# EXERCISE BRIEF
Filter the entries below, keeping only lines with the word "图片文件夹".

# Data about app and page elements
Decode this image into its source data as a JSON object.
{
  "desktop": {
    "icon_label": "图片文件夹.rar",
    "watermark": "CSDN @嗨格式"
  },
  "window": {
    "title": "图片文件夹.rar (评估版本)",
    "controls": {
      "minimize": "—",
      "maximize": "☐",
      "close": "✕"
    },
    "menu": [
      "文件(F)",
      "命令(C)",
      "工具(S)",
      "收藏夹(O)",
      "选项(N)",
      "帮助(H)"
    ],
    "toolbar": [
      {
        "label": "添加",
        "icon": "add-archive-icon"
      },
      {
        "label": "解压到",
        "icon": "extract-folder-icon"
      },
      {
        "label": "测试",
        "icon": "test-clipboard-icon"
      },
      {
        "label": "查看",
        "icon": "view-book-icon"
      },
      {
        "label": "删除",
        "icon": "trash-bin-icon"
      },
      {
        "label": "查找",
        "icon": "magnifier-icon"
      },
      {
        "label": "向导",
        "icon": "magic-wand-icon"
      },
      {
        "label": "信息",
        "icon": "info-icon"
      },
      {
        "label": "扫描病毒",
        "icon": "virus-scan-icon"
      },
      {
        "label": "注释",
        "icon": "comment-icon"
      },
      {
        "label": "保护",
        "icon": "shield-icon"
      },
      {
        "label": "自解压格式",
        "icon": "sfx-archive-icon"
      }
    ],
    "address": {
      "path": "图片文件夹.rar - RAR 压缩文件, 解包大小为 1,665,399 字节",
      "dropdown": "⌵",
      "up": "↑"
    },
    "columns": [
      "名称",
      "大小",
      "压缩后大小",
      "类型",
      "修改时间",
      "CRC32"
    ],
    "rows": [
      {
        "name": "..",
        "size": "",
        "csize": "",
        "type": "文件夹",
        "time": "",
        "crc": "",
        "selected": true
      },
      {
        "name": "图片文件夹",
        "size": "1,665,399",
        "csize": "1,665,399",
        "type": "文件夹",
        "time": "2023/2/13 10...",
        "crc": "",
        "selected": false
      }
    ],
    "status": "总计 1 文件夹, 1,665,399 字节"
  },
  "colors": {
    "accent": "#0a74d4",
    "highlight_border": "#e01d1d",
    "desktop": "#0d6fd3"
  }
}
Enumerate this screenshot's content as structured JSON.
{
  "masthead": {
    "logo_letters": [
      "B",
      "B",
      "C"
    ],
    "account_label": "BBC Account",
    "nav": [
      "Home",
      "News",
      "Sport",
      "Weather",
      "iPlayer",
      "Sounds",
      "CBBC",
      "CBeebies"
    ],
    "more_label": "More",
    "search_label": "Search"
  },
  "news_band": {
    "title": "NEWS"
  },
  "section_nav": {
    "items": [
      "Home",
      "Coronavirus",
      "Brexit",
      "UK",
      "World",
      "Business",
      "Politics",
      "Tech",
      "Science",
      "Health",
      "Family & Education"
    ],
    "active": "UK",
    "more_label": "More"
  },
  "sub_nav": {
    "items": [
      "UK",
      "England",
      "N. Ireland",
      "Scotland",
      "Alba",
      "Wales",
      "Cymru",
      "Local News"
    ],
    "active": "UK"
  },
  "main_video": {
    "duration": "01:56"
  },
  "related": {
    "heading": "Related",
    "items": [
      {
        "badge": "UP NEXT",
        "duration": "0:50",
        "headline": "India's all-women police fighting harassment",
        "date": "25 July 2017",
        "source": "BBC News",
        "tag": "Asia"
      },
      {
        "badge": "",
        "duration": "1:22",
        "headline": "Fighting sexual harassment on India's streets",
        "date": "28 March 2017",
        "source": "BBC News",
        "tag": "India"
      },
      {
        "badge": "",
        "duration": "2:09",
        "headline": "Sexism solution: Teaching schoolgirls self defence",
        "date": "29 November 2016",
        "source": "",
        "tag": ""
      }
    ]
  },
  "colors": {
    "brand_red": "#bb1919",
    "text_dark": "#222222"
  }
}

# COMPLETED TASK
    "icon_label": "图片文件夹.rar",
    "title": "图片文件夹.rar (评估版本)",
      "path": "图片文件夹.rar - RAR 压缩文件, 解包大小为 1,665,399 字节",
        "name": "图片文件夹",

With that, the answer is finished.